▸ **GIVEN INSTRUCTION**
Images are excluded; otherwise, output every record exactly.

◆ ◆ ◆

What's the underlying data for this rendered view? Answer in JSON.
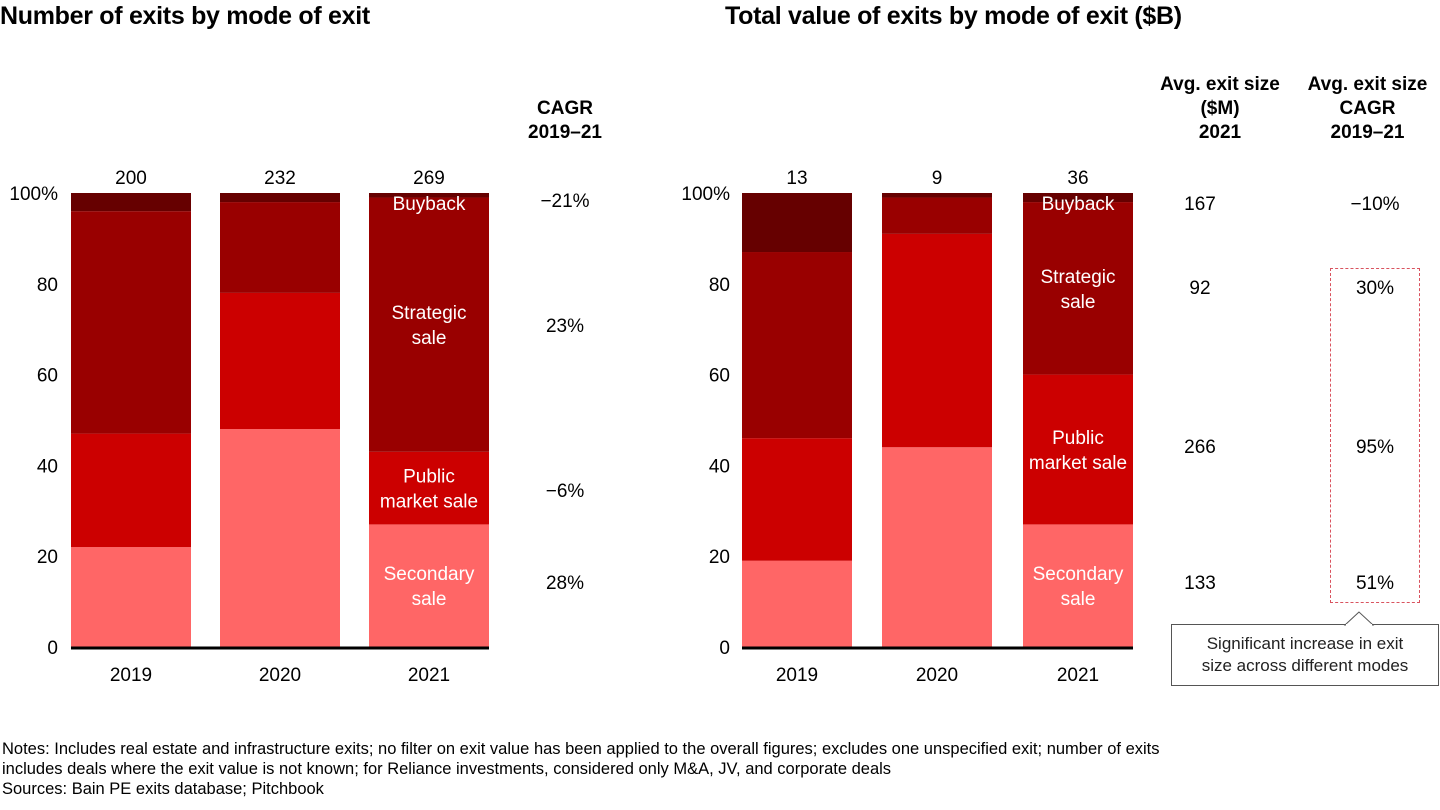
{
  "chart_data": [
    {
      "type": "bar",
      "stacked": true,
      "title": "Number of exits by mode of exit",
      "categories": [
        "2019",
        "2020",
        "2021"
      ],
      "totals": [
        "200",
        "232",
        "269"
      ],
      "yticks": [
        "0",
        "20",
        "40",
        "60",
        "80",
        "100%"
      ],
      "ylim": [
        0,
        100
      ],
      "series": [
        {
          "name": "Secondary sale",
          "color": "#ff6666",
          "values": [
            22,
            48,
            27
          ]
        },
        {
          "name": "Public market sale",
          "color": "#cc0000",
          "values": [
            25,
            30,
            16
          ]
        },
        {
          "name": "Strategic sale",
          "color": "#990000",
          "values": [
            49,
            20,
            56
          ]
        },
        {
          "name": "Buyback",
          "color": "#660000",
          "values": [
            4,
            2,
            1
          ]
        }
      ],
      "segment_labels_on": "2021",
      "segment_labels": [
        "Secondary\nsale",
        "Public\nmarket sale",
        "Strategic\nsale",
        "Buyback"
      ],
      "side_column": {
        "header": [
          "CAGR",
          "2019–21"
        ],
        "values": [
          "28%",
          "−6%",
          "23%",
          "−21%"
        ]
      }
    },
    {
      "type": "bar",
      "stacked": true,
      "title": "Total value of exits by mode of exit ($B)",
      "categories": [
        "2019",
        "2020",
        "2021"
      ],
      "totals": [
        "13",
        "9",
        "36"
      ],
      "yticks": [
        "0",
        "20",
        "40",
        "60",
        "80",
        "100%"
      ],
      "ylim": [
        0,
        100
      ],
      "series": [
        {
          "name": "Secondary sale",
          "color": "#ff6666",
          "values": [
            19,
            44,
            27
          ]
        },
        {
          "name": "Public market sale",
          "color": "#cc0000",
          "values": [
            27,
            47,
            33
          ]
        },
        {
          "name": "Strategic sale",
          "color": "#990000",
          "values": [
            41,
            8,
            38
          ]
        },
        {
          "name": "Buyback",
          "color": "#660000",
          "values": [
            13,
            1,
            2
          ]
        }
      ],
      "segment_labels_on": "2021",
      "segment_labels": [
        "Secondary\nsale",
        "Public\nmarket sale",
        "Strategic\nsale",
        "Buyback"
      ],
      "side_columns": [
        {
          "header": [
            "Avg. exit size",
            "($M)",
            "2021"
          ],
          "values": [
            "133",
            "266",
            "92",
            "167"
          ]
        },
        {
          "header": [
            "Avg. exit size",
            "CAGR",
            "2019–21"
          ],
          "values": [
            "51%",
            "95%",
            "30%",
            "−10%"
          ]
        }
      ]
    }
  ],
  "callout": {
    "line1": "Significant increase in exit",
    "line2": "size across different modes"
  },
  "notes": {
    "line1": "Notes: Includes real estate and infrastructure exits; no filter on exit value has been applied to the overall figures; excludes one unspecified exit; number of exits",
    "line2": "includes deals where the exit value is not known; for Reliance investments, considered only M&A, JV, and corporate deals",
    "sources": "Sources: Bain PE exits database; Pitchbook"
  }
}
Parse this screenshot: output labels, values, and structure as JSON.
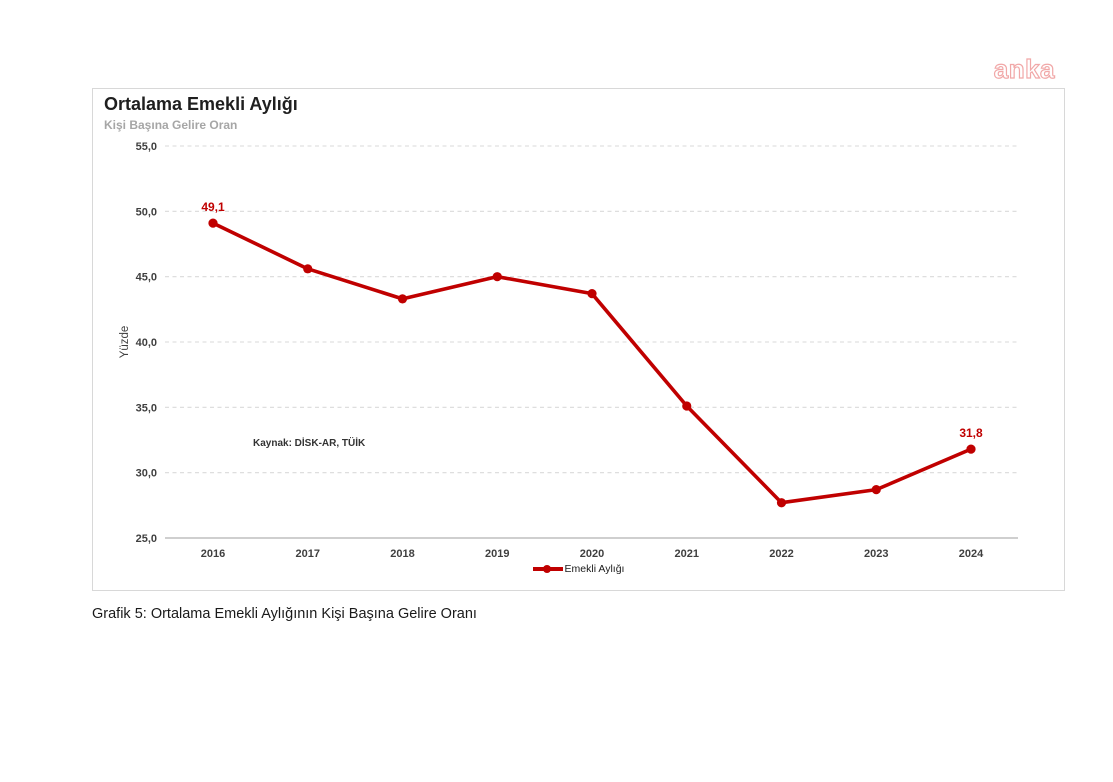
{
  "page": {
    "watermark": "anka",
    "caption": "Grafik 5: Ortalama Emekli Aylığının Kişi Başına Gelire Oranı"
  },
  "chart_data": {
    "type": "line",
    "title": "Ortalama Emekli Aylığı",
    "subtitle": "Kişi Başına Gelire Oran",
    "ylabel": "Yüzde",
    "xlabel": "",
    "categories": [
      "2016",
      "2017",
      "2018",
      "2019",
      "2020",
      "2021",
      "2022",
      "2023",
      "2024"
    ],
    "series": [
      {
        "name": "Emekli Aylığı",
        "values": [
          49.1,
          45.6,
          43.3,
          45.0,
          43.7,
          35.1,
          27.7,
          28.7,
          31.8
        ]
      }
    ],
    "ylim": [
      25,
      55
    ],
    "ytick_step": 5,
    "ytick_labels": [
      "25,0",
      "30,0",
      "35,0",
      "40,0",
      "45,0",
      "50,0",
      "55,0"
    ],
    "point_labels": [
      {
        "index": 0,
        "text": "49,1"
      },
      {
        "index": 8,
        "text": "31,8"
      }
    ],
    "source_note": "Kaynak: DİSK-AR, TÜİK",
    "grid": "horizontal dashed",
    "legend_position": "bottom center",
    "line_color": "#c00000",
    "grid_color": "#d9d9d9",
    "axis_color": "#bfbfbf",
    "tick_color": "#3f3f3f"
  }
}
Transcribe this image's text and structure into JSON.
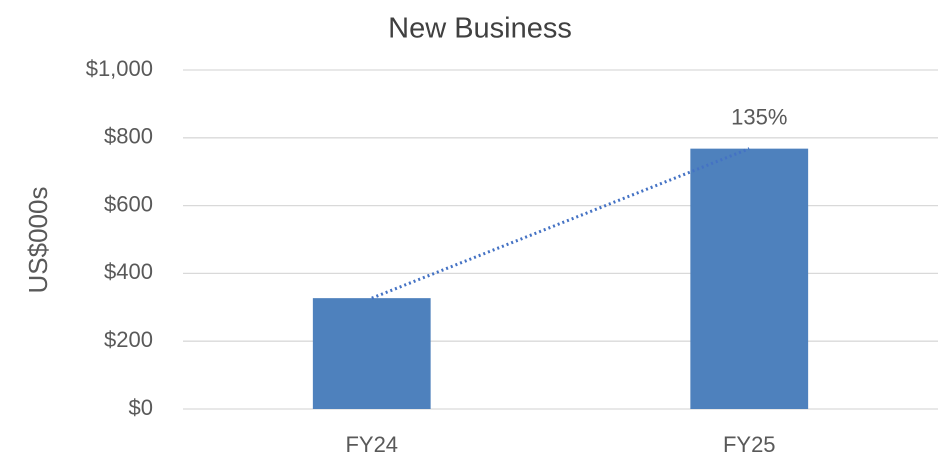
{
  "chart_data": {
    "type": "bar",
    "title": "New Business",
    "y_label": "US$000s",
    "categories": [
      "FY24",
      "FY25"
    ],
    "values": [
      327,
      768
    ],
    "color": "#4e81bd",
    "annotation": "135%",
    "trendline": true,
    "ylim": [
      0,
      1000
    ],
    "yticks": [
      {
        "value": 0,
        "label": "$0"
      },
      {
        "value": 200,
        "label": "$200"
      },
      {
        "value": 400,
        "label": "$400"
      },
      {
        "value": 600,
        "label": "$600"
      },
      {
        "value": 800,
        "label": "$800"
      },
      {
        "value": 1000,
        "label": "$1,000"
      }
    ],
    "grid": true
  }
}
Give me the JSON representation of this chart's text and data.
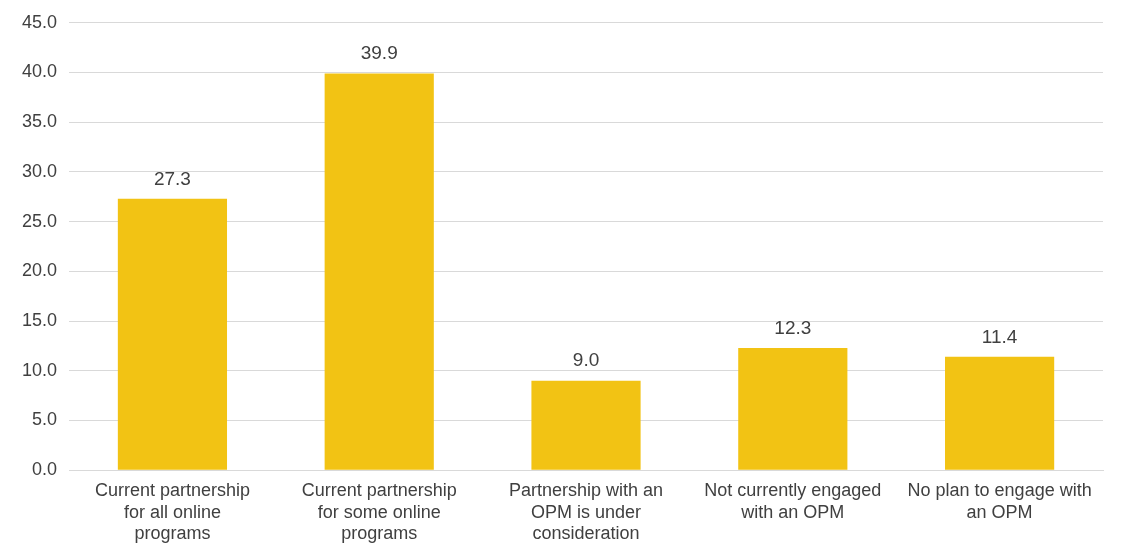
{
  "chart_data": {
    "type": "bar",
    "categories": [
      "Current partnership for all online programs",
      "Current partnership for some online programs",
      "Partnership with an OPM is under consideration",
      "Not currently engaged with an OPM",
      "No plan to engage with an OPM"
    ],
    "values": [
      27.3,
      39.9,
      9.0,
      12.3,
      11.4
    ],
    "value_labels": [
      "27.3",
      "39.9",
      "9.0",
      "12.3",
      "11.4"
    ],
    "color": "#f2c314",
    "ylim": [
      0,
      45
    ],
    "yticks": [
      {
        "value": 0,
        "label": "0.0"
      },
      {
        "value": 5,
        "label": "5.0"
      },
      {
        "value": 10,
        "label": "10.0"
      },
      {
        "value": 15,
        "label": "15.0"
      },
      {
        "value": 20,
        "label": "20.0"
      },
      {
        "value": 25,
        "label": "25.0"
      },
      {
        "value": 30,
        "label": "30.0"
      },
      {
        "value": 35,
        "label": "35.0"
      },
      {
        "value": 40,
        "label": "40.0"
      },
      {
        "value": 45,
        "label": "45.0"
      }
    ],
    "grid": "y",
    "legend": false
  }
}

◆ ◆ ◆

▸ **THE REPLY**
What's the underlying data for this rendered view? Answer in JSON.
{
  "chart_data": [
    {
      "type": "bar",
      "stacked": true,
      "title": "Number of exits by mode of exit",
      "categories": [
        "2019",
        "2020",
        "2021"
      ],
      "totals": [
        "200",
        "232",
        "269"
      ],
      "yticks": [
        "0",
        "20",
        "40",
        "60",
        "80",
        "100%"
      ],
      "ylim": [
        0,
        100
      ],
      "series": [
        {
          "name": "Secondary sale",
          "color": "#ff6666",
          "values": [
            22,
            48,
            27
          ]
        },
        {
          "name": "Public market sale",
          "color": "#cc0000",
          "values": [
            25,
            30,
            16
          ]
        },
        {
          "name": "Strategic sale",
          "color": "#990000",
          "values": [
            49,
            20,
            56
          ]
        },
        {
          "name": "Buyback",
          "color": "#660000",
          "values": [
            4,
            2,
            1
          ]
        }
      ],
      "segment_labels_on": "2021",
      "segment_labels": [
        "Secondary\nsale",
        "Public\nmarket sale",
        "Strategic\nsale",
        "Buyback"
      ],
      "side_column": {
        "header": [
          "CAGR",
          "2019–21"
        ],
        "values": [
          "28%",
          "−6%",
          "23%",
          "−21%"
        ]
      }
    },
    {
      "type": "bar",
      "stacked": true,
      "title": "Total value of exits by mode of exit ($B)",
      "categories": [
        "2019",
        "2020",
        "2021"
      ],
      "totals": [
        "13",
        "9",
        "36"
      ],
      "yticks": [
        "0",
        "20",
        "40",
        "60",
        "80",
        "100%"
      ],
      "ylim": [
        0,
        100
      ],
      "series": [
        {
          "name": "Secondary sale",
          "color": "#ff6666",
          "values": [
            19,
            44,
            27
          ]
        },
        {
          "name": "Public market sale",
          "color": "#cc0000",
          "values": [
            27,
            47,
            33
          ]
        },
        {
          "name": "Strategic sale",
          "color": "#990000",
          "values": [
            41,
            8,
            38
          ]
        },
        {
          "name": "Buyback",
          "color": "#660000",
          "values": [
            13,
            1,
            2
          ]
        }
      ],
      "segment_labels_on": "2021",
      "segment_labels": [
        "Secondary\nsale",
        "Public\nmarket sale",
        "Strategic\nsale",
        "Buyback"
      ],
      "side_columns": [
        {
          "header": [
            "Avg. exit size",
            "($M)",
            "2021"
          ],
          "values": [
            "133",
            "266",
            "92",
            "167"
          ]
        },
        {
          "header": [
            "Avg. exit size",
            "CAGR",
            "2019–21"
          ],
          "values": [
            "51%",
            "95%",
            "30%",
            "−10%"
          ]
        }
      ]
    }
  ],
  "callout": {
    "line1": "Significant increase in exit",
    "line2": "size across different modes"
  },
  "notes": {
    "line1": "Notes: Includes real estate and infrastructure exits; no filter on exit value has been applied to the overall figures; excludes one unspecified exit; number of exits",
    "line2": "includes deals where the exit value is not known; for Reliance investments, considered only M&A, JV, and corporate deals",
    "sources": "Sources: Bain PE exits database; Pitchbook"
  }
}
Parse this screenshot: output labels, values, and structure as JSON.
{
  "page": {
    "watermark": "anka",
    "caption": "Grafik 5: Ortalama Emekli Aylığının Kişi Başına Gelire Oranı"
  },
  "chart_data": {
    "type": "line",
    "title": "Ortalama Emekli Aylığı",
    "subtitle": "Kişi Başına Gelire Oran",
    "ylabel": "Yüzde",
    "xlabel": "",
    "categories": [
      "2016",
      "2017",
      "2018",
      "2019",
      "2020",
      "2021",
      "2022",
      "2023",
      "2024"
    ],
    "series": [
      {
        "name": "Emekli Aylığı",
        "values": [
          49.1,
          45.6,
          43.3,
          45.0,
          43.7,
          35.1,
          27.7,
          28.7,
          31.8
        ]
      }
    ],
    "ylim": [
      25,
      55
    ],
    "ytick_step": 5,
    "ytick_labels": [
      "25,0",
      "30,0",
      "35,0",
      "40,0",
      "45,0",
      "50,0",
      "55,0"
    ],
    "point_labels": [
      {
        "index": 0,
        "text": "49,1"
      },
      {
        "index": 8,
        "text": "31,8"
      }
    ],
    "source_note": "Kaynak: DİSK-AR, TÜİK",
    "grid": "horizontal dashed",
    "legend_position": "bottom center",
    "line_color": "#c00000",
    "grid_color": "#d9d9d9",
    "axis_color": "#bfbfbf",
    "tick_color": "#3f3f3f"
  }
}
Transcribe this image's text and structure into JSON.
{
  "chart_data": {
    "type": "bar",
    "title": "New Business",
    "y_label": "US$000s",
    "categories": [
      "FY24",
      "FY25"
    ],
    "values": [
      327,
      768
    ],
    "color": "#4e81bd",
    "annotation": "135%",
    "trendline": true,
    "ylim": [
      0,
      1000
    ],
    "yticks": [
      {
        "value": 0,
        "label": "$0"
      },
      {
        "value": 200,
        "label": "$200"
      },
      {
        "value": 400,
        "label": "$400"
      },
      {
        "value": 600,
        "label": "$600"
      },
      {
        "value": 800,
        "label": "$800"
      },
      {
        "value": 1000,
        "label": "$1,000"
      }
    ],
    "grid": true
  }
}
Give me the JSON representation of this chart's text and data.
{
  "chart_data": {
    "type": "bar",
    "categories": [
      "Current partnership for all online programs",
      "Current partnership for some online programs",
      "Partnership with an OPM is under consideration",
      "Not currently engaged with an OPM",
      "No plan to engage with an OPM"
    ],
    "values": [
      27.3,
      39.9,
      9.0,
      12.3,
      11.4
    ],
    "value_labels": [
      "27.3",
      "39.9",
      "9.0",
      "12.3",
      "11.4"
    ],
    "color": "#f2c314",
    "ylim": [
      0,
      45
    ],
    "yticks": [
      {
        "value": 0,
        "label": "0.0"
      },
      {
        "value": 5,
        "label": "5.0"
      },
      {
        "value": 10,
        "label": "10.0"
      },
      {
        "value": 15,
        "label": "15.0"
      },
      {
        "value": 20,
        "label": "20.0"
      },
      {
        "value": 25,
        "label": "25.0"
      },
      {
        "value": 30,
        "label": "30.0"
      },
      {
        "value": 35,
        "label": "35.0"
      },
      {
        "value": 40,
        "label": "40.0"
      },
      {
        "value": 45,
        "label": "45.0"
      }
    ],
    "grid": "y",
    "legend": false
  }
}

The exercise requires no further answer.